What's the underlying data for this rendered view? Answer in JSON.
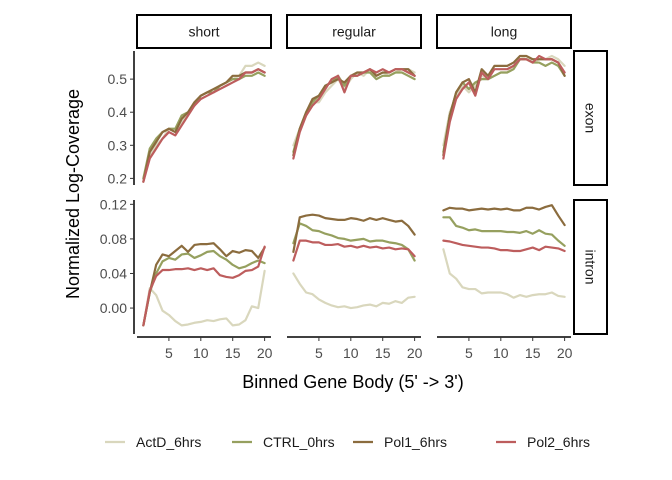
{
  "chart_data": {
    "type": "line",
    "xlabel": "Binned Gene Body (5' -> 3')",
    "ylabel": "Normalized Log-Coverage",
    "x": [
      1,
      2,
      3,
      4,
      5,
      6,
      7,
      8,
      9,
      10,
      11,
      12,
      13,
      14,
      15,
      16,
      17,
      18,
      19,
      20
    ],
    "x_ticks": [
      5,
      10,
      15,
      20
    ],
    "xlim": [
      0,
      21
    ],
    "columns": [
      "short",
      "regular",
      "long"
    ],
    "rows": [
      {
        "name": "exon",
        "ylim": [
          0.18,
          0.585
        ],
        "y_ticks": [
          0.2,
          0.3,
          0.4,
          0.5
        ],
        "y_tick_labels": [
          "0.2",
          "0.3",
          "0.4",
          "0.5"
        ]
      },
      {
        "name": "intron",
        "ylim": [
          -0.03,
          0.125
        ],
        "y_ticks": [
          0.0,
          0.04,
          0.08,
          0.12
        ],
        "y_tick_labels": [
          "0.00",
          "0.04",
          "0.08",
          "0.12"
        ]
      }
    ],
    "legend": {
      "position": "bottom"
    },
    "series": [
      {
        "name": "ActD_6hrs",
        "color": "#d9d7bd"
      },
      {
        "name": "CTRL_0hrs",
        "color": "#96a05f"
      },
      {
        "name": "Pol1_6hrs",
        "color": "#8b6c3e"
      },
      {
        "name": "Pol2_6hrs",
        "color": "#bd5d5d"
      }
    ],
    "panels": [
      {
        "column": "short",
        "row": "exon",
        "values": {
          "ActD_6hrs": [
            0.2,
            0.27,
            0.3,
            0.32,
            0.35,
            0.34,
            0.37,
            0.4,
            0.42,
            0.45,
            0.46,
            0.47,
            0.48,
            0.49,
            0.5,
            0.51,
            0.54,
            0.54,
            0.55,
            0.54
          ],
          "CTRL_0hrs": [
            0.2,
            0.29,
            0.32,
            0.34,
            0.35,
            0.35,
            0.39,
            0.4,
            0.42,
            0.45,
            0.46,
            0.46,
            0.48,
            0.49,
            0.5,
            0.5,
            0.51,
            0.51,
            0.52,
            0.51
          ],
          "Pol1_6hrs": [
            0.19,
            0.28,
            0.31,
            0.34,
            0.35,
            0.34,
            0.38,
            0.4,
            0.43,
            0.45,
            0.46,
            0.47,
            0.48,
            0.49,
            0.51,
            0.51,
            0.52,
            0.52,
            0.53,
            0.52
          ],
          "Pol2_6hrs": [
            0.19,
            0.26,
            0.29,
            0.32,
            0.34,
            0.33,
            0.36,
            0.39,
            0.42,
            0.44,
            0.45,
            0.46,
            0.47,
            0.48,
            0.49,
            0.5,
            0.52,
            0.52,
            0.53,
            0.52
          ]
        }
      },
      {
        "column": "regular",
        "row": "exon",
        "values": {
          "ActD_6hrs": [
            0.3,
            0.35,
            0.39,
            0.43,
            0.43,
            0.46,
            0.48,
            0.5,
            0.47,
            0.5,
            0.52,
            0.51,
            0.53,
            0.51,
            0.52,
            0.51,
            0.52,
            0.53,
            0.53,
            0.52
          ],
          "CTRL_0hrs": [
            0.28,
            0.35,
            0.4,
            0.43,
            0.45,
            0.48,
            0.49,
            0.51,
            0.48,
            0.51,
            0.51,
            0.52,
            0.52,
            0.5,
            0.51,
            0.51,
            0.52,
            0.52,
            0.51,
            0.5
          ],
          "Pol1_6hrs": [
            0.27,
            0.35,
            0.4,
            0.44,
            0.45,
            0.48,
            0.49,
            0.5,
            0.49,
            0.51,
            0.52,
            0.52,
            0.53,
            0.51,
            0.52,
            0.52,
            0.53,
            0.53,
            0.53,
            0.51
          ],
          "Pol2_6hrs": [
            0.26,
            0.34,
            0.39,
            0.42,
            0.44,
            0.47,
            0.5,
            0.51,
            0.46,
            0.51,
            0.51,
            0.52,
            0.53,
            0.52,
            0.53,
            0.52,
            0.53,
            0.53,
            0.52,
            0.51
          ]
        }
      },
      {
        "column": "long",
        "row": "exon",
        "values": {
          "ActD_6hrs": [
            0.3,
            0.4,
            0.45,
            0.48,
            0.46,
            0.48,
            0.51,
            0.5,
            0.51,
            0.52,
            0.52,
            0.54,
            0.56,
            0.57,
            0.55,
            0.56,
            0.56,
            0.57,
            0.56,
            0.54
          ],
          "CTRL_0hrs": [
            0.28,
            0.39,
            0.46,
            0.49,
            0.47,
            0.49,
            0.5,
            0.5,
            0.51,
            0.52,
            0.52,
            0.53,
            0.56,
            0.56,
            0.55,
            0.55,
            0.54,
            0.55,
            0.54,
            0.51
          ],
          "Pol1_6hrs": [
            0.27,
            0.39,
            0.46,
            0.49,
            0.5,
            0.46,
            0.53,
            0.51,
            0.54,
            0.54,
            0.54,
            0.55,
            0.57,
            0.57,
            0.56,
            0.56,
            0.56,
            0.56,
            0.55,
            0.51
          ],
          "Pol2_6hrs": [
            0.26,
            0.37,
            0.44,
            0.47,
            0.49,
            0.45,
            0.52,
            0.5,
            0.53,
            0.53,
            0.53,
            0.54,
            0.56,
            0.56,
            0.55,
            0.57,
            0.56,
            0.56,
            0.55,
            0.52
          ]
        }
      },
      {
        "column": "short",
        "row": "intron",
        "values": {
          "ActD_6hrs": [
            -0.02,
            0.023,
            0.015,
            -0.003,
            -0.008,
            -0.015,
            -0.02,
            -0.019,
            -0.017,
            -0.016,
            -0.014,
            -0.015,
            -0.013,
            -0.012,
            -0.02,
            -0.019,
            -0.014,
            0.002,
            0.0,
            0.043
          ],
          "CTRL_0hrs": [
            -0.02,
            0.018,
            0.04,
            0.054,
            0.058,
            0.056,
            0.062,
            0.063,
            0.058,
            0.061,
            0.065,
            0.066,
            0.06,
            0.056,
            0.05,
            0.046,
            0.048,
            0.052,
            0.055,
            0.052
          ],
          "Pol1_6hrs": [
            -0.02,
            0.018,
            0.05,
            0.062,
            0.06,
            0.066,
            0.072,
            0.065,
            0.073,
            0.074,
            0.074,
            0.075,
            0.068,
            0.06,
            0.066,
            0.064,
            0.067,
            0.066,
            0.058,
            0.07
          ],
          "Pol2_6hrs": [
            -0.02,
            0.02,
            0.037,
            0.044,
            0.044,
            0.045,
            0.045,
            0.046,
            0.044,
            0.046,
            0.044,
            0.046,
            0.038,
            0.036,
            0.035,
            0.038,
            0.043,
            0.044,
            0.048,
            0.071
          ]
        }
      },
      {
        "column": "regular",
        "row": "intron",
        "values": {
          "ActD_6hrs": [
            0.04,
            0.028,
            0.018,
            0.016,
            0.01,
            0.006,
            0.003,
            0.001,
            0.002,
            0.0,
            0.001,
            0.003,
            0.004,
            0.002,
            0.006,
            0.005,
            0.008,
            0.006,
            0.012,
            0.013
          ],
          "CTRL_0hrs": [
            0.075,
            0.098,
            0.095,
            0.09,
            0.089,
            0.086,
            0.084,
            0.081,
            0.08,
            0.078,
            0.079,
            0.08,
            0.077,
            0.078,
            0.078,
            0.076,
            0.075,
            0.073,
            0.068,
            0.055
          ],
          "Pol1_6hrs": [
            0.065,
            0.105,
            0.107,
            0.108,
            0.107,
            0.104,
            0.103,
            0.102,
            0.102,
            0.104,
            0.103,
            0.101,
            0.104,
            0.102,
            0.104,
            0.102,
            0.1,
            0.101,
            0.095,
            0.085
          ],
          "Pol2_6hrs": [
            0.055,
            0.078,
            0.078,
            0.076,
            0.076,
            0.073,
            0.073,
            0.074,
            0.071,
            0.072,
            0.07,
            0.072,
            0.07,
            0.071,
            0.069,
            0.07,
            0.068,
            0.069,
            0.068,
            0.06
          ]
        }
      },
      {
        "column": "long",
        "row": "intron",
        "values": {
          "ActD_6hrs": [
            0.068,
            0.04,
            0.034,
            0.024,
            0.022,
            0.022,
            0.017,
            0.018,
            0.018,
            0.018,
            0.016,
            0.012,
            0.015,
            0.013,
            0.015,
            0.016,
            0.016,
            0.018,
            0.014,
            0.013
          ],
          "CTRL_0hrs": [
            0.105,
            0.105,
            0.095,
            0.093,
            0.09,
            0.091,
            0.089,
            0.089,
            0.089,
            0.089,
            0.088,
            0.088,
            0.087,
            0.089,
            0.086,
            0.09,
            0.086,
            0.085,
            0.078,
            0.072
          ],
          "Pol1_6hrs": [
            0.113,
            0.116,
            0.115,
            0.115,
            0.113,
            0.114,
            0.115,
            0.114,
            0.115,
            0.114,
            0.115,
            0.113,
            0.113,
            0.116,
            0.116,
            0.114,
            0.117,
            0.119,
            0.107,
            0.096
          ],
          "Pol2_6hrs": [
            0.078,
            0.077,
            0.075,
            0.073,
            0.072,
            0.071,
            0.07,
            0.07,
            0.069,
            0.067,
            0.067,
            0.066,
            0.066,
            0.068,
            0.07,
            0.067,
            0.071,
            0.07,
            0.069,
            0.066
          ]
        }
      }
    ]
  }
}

================================

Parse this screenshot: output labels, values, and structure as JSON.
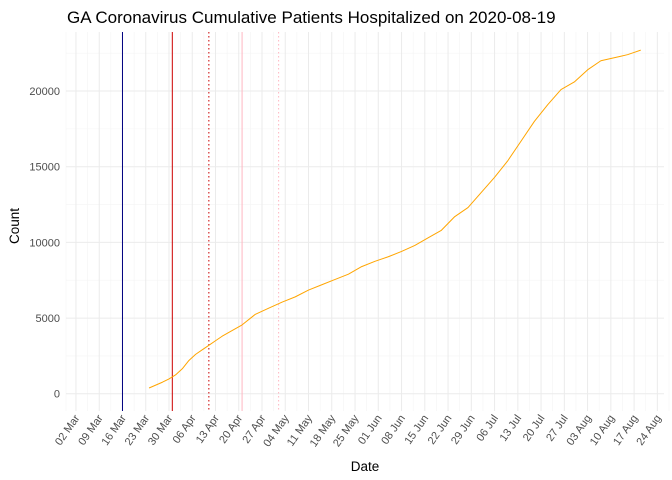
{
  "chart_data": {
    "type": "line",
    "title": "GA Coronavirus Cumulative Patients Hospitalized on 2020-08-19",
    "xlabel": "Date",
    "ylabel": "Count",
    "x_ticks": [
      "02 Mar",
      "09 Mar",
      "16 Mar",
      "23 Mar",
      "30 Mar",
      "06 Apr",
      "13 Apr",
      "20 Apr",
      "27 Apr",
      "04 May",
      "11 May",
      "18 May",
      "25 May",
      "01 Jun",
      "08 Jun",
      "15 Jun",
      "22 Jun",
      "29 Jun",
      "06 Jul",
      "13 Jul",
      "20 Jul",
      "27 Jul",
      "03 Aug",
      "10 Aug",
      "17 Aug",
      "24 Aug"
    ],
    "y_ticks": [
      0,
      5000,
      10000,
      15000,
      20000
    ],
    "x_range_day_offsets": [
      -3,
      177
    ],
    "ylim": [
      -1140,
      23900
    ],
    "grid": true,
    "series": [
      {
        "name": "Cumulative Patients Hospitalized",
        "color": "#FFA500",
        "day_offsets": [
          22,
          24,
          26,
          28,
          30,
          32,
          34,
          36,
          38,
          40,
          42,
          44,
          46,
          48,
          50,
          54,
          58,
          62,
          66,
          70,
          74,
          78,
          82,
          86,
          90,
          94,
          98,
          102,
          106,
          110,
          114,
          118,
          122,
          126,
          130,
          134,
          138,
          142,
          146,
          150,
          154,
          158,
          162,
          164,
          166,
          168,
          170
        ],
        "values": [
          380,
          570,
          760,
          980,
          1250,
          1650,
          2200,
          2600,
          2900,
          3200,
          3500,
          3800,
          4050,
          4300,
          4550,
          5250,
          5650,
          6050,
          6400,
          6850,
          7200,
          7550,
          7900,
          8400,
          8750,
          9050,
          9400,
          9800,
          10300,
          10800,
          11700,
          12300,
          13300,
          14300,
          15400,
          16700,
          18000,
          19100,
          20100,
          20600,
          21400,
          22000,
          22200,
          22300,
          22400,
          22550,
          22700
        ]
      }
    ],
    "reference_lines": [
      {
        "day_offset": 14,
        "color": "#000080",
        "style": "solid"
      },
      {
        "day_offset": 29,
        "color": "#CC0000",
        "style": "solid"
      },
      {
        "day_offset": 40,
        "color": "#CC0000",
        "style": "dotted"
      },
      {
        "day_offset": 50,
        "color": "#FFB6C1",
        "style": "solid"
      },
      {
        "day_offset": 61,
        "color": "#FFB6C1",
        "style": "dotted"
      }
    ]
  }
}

================================

About this exercise: Check each line above for the word "Hospitalized", and copy the lines where it appears.

Problem solution:
    "title": "GA Coronavirus Cumulative Patients Hospitalized on 2020-08-19",
        "name": "Cumulative Patients Hospitalized",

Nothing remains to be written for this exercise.